Answer these questions about the ammolite passage below:
1. In which region is ammolite commercially mined for the most part?
2. Which two biogenic gemstones does the passage name alongside ammolite?
3. What is the field of research that designs human-made materials using structure rather than pigment to generate color called?
TEXT PASSAGE start
Beyond Jewelry – Future Applications

The findings have implications that go far beyond gemology. Because ammolite’s colors are structural rather than pigment-based, they don’t fade with time or exposure to light. This makes them a model for developing non-fading paints, coatings, and optical materials.

By mimicking ammolite’s architecture — alternating layers of reflective minerals separated by nanogaps — scientists could design durable, color-stable materials for everything from automotive paints and security features to photonic devices and energy-efficient displays.

In nature, these structures evolved for strength and camouflage, not aesthetics. But as this study shows, evolution’s byproducts can teach us a lot about advanced material design.

What Makes Ammolite Unique in the Gem World

Unlike other nacreous materials, ammolite combines brilliance, rarity, and ancient origin. It’s one of the few biogenic gemstones — formed from the remains of once-living organisms — alongside amber and pearl. Commercial mining of ammolite occurs mostly in southern Alberta, near the town of Lethbridge, where ammonite fossils are found in black shale deposits.

Each piece of ammolite is unique, displaying different color zones depending on the thickness and orientation of the layers. The most prized pieces show all colors of the spectrum across the surface. Because the colors arise from structure, not pigment, they can last indefinitely if protected from mechanical damage.

Gemologists often coat ammolite with a protective resin layer or laminate it onto a backing for jewelry use, since the fossilized shell itself can be delicate.

The Broader Lesson in Nature’s Engineering

Ammolite’s dazzling colors highlight how natural nanostructures can manipulate light in sophisticated ways — far beyond what human technology could easily reproduce until recently. The same principles appear in butterfly wings, beetle shells, and peacock feathers, where tiny periodic patterns create shimmering effects without dyes.

This field of research, known as biomimetic optics, takes inspiration from these natural systems to design human-made materials that use structure instead of pigment to generate color.

The ammolite study stands out because it reveals that even after millions of years of fossilization, these nanoscale features can still work perfectly — reflecting light in a precise and predictable way. That’s not just visually stunning; it’s scientifically profound.
TEXT PASSAGE end
DATA RECORDS start
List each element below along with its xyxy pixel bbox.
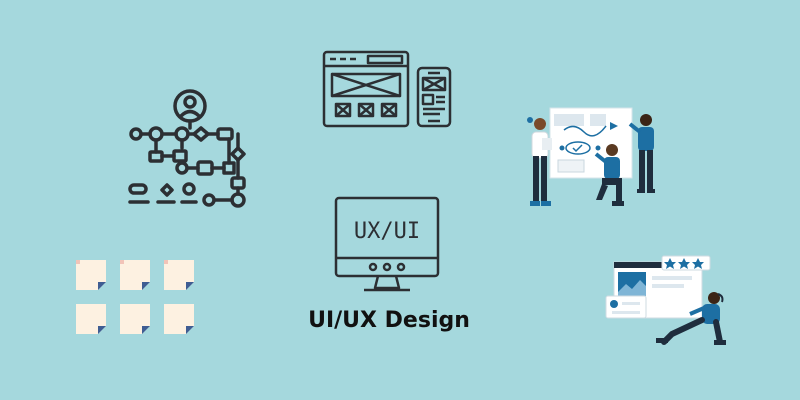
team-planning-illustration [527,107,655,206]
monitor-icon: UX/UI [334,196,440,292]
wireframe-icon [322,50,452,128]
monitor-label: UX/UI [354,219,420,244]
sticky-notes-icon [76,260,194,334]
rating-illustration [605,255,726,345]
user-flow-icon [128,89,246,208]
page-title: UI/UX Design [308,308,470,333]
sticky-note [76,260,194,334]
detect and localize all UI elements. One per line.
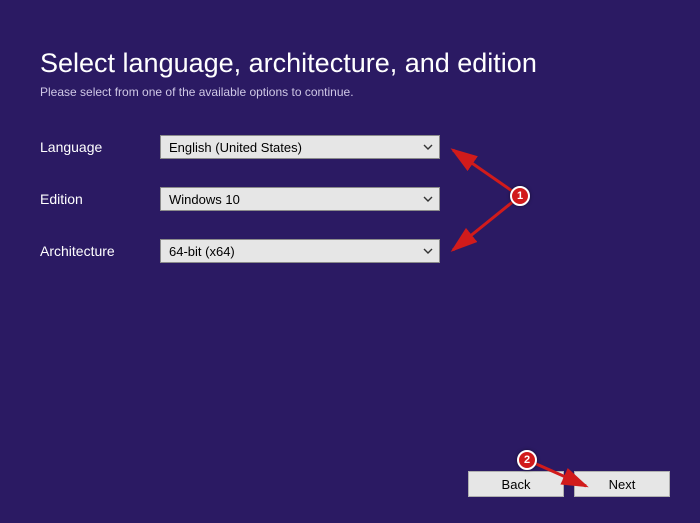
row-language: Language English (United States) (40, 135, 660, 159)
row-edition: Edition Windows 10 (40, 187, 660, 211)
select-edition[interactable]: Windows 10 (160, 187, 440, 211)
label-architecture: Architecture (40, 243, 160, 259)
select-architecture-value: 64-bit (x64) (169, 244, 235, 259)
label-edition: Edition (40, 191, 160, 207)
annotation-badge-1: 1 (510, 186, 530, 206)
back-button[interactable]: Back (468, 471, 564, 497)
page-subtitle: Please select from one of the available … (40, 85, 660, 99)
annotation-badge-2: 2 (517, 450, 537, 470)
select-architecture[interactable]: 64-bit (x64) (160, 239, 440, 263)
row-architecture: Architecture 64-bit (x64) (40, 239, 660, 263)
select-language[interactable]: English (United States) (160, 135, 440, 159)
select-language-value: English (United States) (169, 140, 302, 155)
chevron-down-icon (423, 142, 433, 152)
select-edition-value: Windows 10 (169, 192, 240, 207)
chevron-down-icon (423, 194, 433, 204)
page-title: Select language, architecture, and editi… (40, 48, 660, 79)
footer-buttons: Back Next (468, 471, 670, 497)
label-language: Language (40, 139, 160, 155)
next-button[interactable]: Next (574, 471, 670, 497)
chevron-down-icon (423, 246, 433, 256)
DATA RECORDS end
● WRITTEN SOLUTION
1. Southern Alberta, near the town of Lethbridge.
2. Amber and pearl.
3. Biomimetic optics.